[Records]
★ ★ ★
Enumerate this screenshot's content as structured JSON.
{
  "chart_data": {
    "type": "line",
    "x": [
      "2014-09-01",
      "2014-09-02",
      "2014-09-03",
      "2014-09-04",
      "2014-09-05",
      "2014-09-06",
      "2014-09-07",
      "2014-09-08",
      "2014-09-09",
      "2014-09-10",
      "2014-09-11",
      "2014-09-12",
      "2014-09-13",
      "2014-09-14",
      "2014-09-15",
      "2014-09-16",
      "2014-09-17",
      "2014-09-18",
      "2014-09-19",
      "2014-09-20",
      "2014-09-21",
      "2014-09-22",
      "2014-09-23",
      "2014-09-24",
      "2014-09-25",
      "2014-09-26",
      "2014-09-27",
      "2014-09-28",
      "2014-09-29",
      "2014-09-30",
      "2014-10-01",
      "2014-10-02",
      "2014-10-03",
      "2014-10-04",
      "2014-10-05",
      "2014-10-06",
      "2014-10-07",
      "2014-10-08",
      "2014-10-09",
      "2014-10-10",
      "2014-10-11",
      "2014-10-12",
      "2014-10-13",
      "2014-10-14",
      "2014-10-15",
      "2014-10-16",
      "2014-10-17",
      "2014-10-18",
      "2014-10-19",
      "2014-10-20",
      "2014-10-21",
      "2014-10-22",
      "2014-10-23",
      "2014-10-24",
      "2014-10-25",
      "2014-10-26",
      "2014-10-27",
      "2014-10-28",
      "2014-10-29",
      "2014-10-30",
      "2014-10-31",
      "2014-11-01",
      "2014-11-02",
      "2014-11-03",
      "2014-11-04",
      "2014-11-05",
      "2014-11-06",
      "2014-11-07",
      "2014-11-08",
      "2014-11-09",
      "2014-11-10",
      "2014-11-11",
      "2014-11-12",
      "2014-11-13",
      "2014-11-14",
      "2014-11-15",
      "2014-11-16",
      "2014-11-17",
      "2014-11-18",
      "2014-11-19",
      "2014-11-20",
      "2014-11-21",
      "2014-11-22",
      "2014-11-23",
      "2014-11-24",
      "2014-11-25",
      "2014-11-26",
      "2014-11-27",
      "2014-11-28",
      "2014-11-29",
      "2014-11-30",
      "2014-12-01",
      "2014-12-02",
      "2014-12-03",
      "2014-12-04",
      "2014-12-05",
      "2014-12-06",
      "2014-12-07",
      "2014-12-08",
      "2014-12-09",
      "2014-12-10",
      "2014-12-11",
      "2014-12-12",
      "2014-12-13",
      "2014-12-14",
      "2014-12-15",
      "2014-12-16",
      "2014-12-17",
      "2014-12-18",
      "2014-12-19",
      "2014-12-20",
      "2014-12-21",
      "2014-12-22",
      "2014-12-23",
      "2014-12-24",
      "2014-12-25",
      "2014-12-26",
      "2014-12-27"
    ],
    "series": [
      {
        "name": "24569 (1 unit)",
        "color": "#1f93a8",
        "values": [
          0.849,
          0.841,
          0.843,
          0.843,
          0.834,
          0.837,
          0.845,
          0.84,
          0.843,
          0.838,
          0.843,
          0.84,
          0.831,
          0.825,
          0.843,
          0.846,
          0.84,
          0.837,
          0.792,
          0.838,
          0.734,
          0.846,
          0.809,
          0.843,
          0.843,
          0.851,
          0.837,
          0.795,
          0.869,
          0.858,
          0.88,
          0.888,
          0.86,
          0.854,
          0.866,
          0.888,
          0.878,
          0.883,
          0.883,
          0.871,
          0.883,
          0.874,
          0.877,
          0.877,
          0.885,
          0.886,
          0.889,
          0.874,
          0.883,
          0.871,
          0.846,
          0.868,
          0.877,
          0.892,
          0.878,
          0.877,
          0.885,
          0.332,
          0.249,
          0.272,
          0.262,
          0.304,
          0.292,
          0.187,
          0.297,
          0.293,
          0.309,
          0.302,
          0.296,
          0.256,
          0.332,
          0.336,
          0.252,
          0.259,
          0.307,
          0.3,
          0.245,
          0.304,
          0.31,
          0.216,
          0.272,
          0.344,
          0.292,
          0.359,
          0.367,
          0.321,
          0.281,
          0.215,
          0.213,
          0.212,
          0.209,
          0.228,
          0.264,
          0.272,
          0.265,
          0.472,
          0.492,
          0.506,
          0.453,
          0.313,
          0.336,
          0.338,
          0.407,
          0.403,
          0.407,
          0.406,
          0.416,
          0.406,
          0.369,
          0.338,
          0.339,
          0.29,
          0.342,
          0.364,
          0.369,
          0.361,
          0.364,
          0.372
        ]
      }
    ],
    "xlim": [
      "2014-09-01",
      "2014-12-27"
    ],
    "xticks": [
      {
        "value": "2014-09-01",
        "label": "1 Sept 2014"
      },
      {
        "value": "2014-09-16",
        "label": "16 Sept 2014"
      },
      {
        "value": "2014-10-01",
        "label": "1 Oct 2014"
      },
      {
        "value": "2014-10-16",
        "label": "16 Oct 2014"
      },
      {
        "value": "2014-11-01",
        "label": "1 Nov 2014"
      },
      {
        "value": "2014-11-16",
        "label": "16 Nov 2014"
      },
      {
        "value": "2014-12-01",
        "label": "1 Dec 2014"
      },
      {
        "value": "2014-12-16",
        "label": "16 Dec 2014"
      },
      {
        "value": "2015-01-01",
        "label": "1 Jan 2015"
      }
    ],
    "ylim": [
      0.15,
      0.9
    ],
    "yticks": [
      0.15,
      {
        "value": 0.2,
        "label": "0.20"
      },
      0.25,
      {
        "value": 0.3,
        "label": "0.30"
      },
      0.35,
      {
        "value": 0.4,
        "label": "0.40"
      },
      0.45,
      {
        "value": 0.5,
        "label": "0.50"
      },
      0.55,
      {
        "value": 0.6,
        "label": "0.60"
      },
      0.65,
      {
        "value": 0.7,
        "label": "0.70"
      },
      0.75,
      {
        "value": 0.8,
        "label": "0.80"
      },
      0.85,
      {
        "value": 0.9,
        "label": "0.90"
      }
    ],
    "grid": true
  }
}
★ ★ ★
• _Written request_:
Reproduce the entire listing word for word.

• _Solution to this task_:
Enumerate this screenshot's content as structured JSON.
{
  "chart_data": {
    "type": "line",
    "x": [
      "2014-09-01",
      "2014-09-02",
      "2014-09-03",
      "2014-09-04",
      "2014-09-05",
      "2014-09-06",
      "2014-09-07",
      "2014-09-08",
      "2014-09-09",
      "2014-09-10",
      "2014-09-11",
      "2014-09-12",
      "2014-09-13",
      "2014-09-14",
      "2014-09-15",
      "2014-09-16",
      "2014-09-17",
      "2014-09-18",
      "2014-09-19",
      "2014-09-20",
      "2014-09-21",
      "2014-09-22",
      "2014-09-23",
      "2014-09-24",
      "2014-09-25",
      "2014-09-26",
      "2014-09-27",
      "2014-09-28",
      "2014-09-29",
      "2014-09-30",
      "2014-10-01",
      "2014-10-02",
      "2014-10-03",
      "2014-10-04",
      "2014-10-05",
      "2014-10-06",
      "2014-10-07",
      "2014-10-08",
      "2014-10-09",
      "2014-10-10",
      "2014-10-11",
      "2014-10-12",
      "2014-10-13",
      "2014-10-14",
      "2014-10-15",
      "2014-10-16",
      "2014-10-17",
      "2014-10-18",
      "2014-10-19",
      "2014-10-20",
      "2014-10-21",
      "2014-10-22",
      "2014-10-23",
      "2014-10-24",
      "2014-10-25",
      "2014-10-26",
      "2014-10-27",
      "2014-10-28",
      "2014-10-29",
      "2014-10-30",
      "2014-10-31",
      "2014-11-01",
      "2014-11-02",
      "2014-11-03",
      "2014-11-04",
      "2014-11-05",
      "2014-11-06",
      "2014-11-07",
      "2014-11-08",
      "2014-11-09",
      "2014-11-10",
      "2014-11-11",
      "2014-11-12",
      "2014-11-13",
      "2014-11-14",
      "2014-11-15",
      "2014-11-16",
      "2014-11-17",
      "2014-11-18",
      "2014-11-19",
      "2014-11-20",
      "2014-11-21",
      "2014-11-22",
      "2014-11-23",
      "2014-11-24",
      "2014-11-25",
      "2014-11-26",
      "2014-11-27",
      "2014-11-28",
      "2014-11-29",
      "2014-11-30",
      "2014-12-01",
      "2014-12-02",
      "2014-12-03",
      "2014-12-04",
      "2014-12-05",
      "2014-12-06",
      "2014-12-07",
      "2014-12-08",
      "2014-12-09",
      "2014-12-10",
      "2014-12-11",
      "2014-12-12",
      "2014-12-13",
      "2014-12-14",
      "2014-12-15",
      "2014-12-16",
      "2014-12-17",
      "2014-12-18",
      "2014-12-19",
      "2014-12-20",
      "2014-12-21",
      "2014-12-22",
      "2014-12-23",
      "2014-12-24",
      "2014-12-25",
      "2014-12-26",
      "2014-12-27"
    ],
    "series": [
      {
        "name": "24569 (1 unit)",
        "color": "#1f93a8",
        "values": [
          0.849,
          0.841,
          0.843,
          0.843,
          0.834,
          0.837,
          0.845,
          0.84,
          0.843,
          0.838,
          0.843,
          0.84,
          0.831,
          0.825,
          0.843,
          0.846,
          0.84,
          0.837,
          0.792,
          0.838,
          0.734,
          0.846,
          0.809,
          0.843,
          0.843,
          0.851,
          0.837,
          0.795,
          0.869,
          0.858,
          0.88,
          0.888,
          0.86,
          0.854,
          0.866,
          0.888,
          0.878,
          0.883,
          0.883,
          0.871,
          0.883,
          0.874,
          0.877,
          0.877,
          0.885,
          0.886,
          0.889,
          0.874,
          0.883,
          0.871,
          0.846,
          0.868,
          0.877,
          0.892,
          0.878,
          0.877,
          0.885,
          0.332,
          0.249,
          0.272,
          0.262,
          0.304,
          0.292,
          0.187,
          0.297,
          0.293,
          0.309,
          0.302,
          0.296,
          0.256,
          0.332,
          0.336,
          0.252,
          0.259,
          0.307,
          0.3,
          0.245,
          0.304,
          0.31,
          0.216,
          0.272,
          0.344,
          0.292,
          0.359,
          0.367,
          0.321,
          0.281,
          0.215,
          0.213,
          0.212,
          0.209,
          0.228,
          0.264,
          0.272,
          0.265,
          0.472,
          0.492,
          0.506,
          0.453,
          0.313,
          0.336,
          0.338,
          0.407,
          0.403,
          0.407,
          0.406,
          0.416,
          0.406,
          0.369,
          0.338,
          0.339,
          0.29,
          0.342,
          0.364,
          0.369,
          0.361,
          0.364,
          0.372
        ]
      }
    ],
    "xlim": [
      "2014-09-01",
      "2014-12-27"
    ],
    "xticks": [
      {
        "value": "2014-09-01",
        "label": "1 Sept 2014"
      },
      {
        "value": "2014-09-16",
        "label": "16 Sept 2014"
      },
      {
        "value": "2014-10-01",
        "label": "1 Oct 2014"
      },
      {
        "value": "2014-10-16",
        "label": "16 Oct 2014"
      },
      {
        "value": "2014-11-01",
        "label": "1 Nov 2014"
      },
      {
        "value": "2014-11-16",
        "label": "16 Nov 2014"
      },
      {
        "value": "2014-12-01",
        "label": "1 Dec 2014"
      },
      {
        "value": "2014-12-16",
        "label": "16 Dec 2014"
      },
      {
        "value": "2015-01-01",
        "label": "1 Jan 2015"
      }
    ],
    "ylim": [
      0.15,
      0.9
    ],
    "yticks": [
      0.15,
      {
        "value": 0.2,
        "label": "0.20"
      },
      0.25,
      {
        "value": 0.3,
        "label": "0.30"
      },
      0.35,
      {
        "value": 0.4,
        "label": "0.40"
      },
      0.45,
      {
        "value": 0.5,
        "label": "0.50"
      },
      0.55,
      {
        "value": 0.6,
        "label": "0.60"
      },
      0.65,
      {
        "value": 0.7,
        "label": "0.70"
      },
      0.75,
      {
        "value": 0.8,
        "label": "0.80"
      },
      0.85,
      {
        "value": 0.9,
        "label": "0.90"
      }
    ],
    "grid": true
  }
}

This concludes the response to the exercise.